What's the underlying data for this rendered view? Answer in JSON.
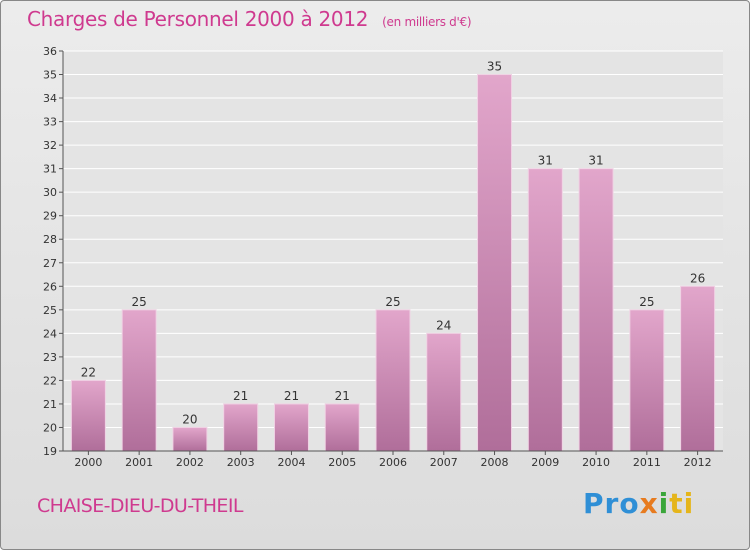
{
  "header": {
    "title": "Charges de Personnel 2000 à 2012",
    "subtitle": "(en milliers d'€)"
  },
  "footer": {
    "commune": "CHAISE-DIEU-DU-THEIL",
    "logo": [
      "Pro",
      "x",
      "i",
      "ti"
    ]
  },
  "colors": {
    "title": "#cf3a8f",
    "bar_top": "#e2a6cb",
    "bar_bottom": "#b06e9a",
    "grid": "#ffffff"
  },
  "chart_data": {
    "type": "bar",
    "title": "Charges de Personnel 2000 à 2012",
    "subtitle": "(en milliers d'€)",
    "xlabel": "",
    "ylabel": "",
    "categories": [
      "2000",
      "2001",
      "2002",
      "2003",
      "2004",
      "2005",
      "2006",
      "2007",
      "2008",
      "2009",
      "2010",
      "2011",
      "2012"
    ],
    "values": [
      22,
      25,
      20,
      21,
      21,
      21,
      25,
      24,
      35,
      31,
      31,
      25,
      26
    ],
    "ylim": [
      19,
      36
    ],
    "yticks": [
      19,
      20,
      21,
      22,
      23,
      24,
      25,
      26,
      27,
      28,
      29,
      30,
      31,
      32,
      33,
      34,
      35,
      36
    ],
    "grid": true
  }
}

----------

▸ Challenge
Look for "subtitle" and pull out every line that has it.

▸ Answer to the problem
    "subtitle": "(en milliers d'€)"
    "subtitle": "(en milliers d'€)",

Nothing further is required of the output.